- [SHORT EXERCISE] Print the whole listing exactly.

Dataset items

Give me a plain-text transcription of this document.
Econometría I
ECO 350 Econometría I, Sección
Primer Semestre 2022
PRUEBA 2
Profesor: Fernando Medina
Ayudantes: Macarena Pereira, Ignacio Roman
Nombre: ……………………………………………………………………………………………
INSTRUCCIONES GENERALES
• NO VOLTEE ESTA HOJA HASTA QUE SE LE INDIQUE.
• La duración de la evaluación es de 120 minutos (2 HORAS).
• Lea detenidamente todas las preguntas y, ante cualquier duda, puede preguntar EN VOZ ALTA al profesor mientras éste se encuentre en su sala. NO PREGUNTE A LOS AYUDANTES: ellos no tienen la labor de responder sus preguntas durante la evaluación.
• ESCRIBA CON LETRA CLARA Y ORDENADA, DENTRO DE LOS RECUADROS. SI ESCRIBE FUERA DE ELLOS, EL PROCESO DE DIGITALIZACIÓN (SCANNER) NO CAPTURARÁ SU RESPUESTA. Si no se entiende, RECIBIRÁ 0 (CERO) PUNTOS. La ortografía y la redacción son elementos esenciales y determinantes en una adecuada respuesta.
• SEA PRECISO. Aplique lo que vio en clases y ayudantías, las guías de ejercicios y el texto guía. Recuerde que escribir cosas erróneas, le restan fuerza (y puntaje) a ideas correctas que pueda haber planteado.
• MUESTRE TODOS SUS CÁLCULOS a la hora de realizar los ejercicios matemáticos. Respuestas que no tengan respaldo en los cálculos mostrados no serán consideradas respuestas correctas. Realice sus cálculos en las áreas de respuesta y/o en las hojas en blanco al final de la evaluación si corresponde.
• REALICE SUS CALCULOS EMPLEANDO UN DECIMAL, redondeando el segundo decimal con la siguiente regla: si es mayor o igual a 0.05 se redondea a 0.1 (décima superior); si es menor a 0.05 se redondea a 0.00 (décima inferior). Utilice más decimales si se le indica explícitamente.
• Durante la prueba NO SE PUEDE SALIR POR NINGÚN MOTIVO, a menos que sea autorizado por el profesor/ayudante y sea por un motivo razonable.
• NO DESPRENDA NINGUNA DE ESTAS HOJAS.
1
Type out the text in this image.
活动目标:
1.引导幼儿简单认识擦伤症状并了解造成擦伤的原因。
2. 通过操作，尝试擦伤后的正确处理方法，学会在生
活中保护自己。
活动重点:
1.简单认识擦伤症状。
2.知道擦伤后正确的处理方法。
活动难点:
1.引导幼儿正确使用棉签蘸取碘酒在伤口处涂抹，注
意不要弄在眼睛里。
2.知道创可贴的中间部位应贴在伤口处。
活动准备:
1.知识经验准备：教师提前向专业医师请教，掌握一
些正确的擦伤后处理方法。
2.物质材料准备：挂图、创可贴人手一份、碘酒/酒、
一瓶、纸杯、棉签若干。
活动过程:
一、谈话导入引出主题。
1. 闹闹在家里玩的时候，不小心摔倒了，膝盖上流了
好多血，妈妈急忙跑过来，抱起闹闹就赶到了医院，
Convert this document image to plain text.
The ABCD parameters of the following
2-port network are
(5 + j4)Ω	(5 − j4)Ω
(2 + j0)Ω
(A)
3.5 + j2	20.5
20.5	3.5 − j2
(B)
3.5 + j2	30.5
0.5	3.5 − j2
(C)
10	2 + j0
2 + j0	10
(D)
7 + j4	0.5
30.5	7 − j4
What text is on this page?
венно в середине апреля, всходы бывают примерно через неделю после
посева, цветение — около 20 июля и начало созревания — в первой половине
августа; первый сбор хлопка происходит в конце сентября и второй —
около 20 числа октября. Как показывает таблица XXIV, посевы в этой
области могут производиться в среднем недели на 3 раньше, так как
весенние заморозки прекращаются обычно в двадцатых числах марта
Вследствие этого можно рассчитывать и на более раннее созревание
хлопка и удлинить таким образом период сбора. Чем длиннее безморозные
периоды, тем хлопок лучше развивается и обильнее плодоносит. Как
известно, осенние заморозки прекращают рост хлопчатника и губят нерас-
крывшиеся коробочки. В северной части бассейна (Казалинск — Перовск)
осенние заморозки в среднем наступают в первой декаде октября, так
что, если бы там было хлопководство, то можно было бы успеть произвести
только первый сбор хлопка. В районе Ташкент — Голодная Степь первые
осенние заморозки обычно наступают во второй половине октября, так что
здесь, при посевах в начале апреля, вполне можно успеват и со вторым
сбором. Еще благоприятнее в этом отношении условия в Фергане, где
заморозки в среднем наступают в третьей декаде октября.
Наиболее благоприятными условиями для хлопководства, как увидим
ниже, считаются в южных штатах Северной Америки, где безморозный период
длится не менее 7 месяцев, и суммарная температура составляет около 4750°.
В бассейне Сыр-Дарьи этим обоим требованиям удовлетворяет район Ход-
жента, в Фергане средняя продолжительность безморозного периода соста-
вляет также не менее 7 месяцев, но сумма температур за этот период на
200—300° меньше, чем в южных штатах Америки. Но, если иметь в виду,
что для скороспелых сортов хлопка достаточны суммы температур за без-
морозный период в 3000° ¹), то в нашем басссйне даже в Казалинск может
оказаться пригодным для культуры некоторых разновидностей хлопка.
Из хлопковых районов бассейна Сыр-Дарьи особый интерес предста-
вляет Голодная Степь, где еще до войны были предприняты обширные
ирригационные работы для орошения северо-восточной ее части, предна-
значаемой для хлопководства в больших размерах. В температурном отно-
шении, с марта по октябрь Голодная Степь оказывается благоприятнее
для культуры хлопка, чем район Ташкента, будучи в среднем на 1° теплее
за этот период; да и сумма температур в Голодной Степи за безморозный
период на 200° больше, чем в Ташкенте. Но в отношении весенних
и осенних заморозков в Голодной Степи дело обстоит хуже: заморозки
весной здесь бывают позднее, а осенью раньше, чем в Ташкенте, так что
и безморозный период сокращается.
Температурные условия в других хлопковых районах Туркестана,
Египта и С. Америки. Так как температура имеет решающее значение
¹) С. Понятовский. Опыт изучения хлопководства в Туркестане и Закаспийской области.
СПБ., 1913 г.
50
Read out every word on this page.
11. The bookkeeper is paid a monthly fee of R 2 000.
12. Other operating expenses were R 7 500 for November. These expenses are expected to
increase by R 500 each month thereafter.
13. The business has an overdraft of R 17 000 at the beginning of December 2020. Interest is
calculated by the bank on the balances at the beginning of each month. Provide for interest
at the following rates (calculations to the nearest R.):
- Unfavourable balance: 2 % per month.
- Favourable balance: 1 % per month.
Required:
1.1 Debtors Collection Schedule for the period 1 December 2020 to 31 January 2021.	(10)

- [REPLY TO THE TASK]
Give me a plain-text transcription of this document.
Econometría I
ECO 350 Econometría I, Sección
Primer Semestre 2022
PRUEBA 2
Profesor: Fernando Medina
Ayudantes: Macarena Pereira, Ignacio Roman
Nombre: ……………………………………………………………………………………………
INSTRUCCIONES GENERALES
• NO VOLTEE ESTA HOJA HASTA QUE SE LE INDIQUE.
• La duración de la evaluación es de 120 minutos (2 HORAS).
• Lea detenidamente todas las preguntas y, ante cualquier duda, puede preguntar EN VOZ ALTA al profesor mientras éste se encuentre en su sala. NO PREGUNTE A LOS AYUDANTES: ellos no tienen la labor de responder sus preguntas durante la evaluación.
• ESCRIBA CON LETRA CLARA Y ORDENADA, DENTRO DE LOS RECUADROS. SI ESCRIBE FUERA DE ELLOS, EL PROCESO DE DIGITALIZACIÓN (SCANNER) NO CAPTURARÁ SU RESPUESTA. Si no se entiende, RECIBIRÁ 0 (CERO) PUNTOS. La ortografía y la redacción son elementos esenciales y determinantes en una adecuada respuesta.
• SEA PRECISO. Aplique lo que vio en clases y ayudantías, las guías de ejercicios y el texto guía. Recuerde que escribir cosas erróneas, le restan fuerza (y puntaje) a ideas correctas que pueda haber planteado.
• MUESTRE TODOS SUS CÁLCULOS a la hora de realizar los ejercicios matemáticos. Respuestas que no tengan respaldo en los cálculos mostrados no serán consideradas respuestas correctas. Realice sus cálculos en las áreas de respuesta y/o en las hojas en blanco al final de la evaluación si corresponde.
• REALICE SUS CALCULOS EMPLEANDO UN DECIMAL, redondeando el segundo decimal con la siguiente regla: si es mayor o igual a 0.05 se redondea a 0.1 (décima superior); si es menor a 0.05 se redondea a 0.00 (décima inferior). Utilice más decimales si se le indica explícitamente.
• Durante la prueba NO SE PUEDE SALIR POR NINGÚN MOTIVO, a menos que sea autorizado por el profesor/ayudante y sea por un motivo razonable.
• NO DESPRENDA NINGUNA DE ESTAS HOJAS.
1
Type out the text in this image.
活动目标:
1.引导幼儿简单认识擦伤症状并了解造成擦伤的原因。
2. 通过操作，尝试擦伤后的正确处理方法，学会在生
活中保护自己。
活动重点:
1.简单认识擦伤症状。
2.知道擦伤后正确的处理方法。
活动难点:
1.引导幼儿正确使用棉签蘸取碘酒在伤口处涂抹，注
意不要弄在眼睛里。
2.知道创可贴的中间部位应贴在伤口处。
活动准备:
1.知识经验准备：教师提前向专业医师请教，掌握一
些正确的擦伤后处理方法。
2.物质材料准备：挂图、创可贴人手一份、碘酒/酒、
一瓶、纸杯、棉签若干。
活动过程:
一、谈话导入引出主题。
1. 闹闹在家里玩的时候，不小心摔倒了，膝盖上流了
好多血，妈妈急忙跑过来，抱起闹闹就赶到了医院，
Convert this document image to plain text.
The ABCD parameters of the following
2-port network are
(5 + j4)Ω	(5 − j4)Ω
(2 + j0)Ω
(A)
3.5 + j2	20.5
20.5	3.5 − j2
(B)
3.5 + j2	30.5
0.5	3.5 − j2
(C)
10	2 + j0
2 + j0	10
(D)
7 + j4	0.5
30.5	7 − j4
What text is on this page?
венно в середине апреля, всходы бывают примерно через неделю после
посева, цветение — около 20 июля и начало созревания — в первой половине
августа; первый сбор хлопка происходит в конце сентября и второй —
около 20 числа октября. Как показывает таблица XXIV, посевы в этой
области могут производиться в среднем недели на 3 раньше, так как
весенние заморозки прекращаются обычно в двадцатых числах марта
Вследствие этого можно рассчитывать и на более раннее созревание
хлопка и удлинить таким образом период сбора. Чем длиннее безморозные
периоды, тем хлопок лучше развивается и обильнее плодоносит. Как
известно, осенние заморозки прекращают рост хлопчатника и губят нерас-
крывшиеся коробочки. В северной части бассейна (Казалинск — Перовск)
осенние заморозки в среднем наступают в первой декаде октября, так
что, если бы там было хлопководство, то можно было бы успеть произвести
только первый сбор хлопка. В районе Ташкент — Голодная Степь первые
осенние заморозки обычно наступают во второй половине октября, так что
здесь, при посевах в начале апреля, вполне можно успеват и со вторым
сбором. Еще благоприятнее в этом отношении условия в Фергане, где
заморозки в среднем наступают в третьей декаде октября.
Наиболее благоприятными условиями для хлопководства, как увидим
ниже, считаются в южных штатах Северной Америки, где безморозный период
длится не менее 7 месяцев, и суммарная температура составляет около 4750°.
В бассейне Сыр-Дарьи этим обоим требованиям удовлетворяет район Ход-
жента, в Фергане средняя продолжительность безморозного периода соста-
вляет также не менее 7 месяцев, но сумма температур за этот период на
200—300° меньше, чем в южных штатах Америки. Но, если иметь в виду,
что для скороспелых сортов хлопка достаточны суммы температур за без-
морозный период в 3000° ¹), то в нашем басссйне даже в Казалинск может
оказаться пригодным для культуры некоторых разновидностей хлопка.
Из хлопковых районов бассейна Сыр-Дарьи особый интерес предста-
вляет Голодная Степь, где еще до войны были предприняты обширные
ирригационные работы для орошения северо-восточной ее части, предна-
значаемой для хлопководства в больших размерах. В температурном отно-
шении, с марта по октябрь Голодная Степь оказывается благоприятнее
для культуры хлопка, чем район Ташкента, будучи в среднем на 1° теплее
за этот период; да и сумма температур в Голодной Степи за безморозный
период на 200° больше, чем в Ташкенте. Но в отношении весенних
и осенних заморозков в Голодной Степи дело обстоит хуже: заморозки
весной здесь бывают позднее, а осенью раньше, чем в Ташкенте, так что
и безморозный период сокращается.
Температурные условия в других хлопковых районах Туркестана,
Египта и С. Америки. Так как температура имеет решающее значение
¹) С. Понятовский. Опыт изучения хлопководства в Туркестане и Закаспийской области.
СПБ., 1913 г.
50
Read out every word on this page.
11. The bookkeeper is paid a monthly fee of R 2 000.
12. Other operating expenses were R 7 500 for November. These expenses are expected to
increase by R 500 each month thereafter.
13. The business has an overdraft of R 17 000 at the beginning of December 2020. Interest is
calculated by the bank on the balances at the beginning of each month. Provide for interest
at the following rates (calculations to the nearest R.):
- Unfavourable balance: 2 % per month.
- Favourable balance: 1 % per month.
Required:
1.1 Debtors Collection Schedule for the period 1 December 2020 to 31 January 2021.	(10)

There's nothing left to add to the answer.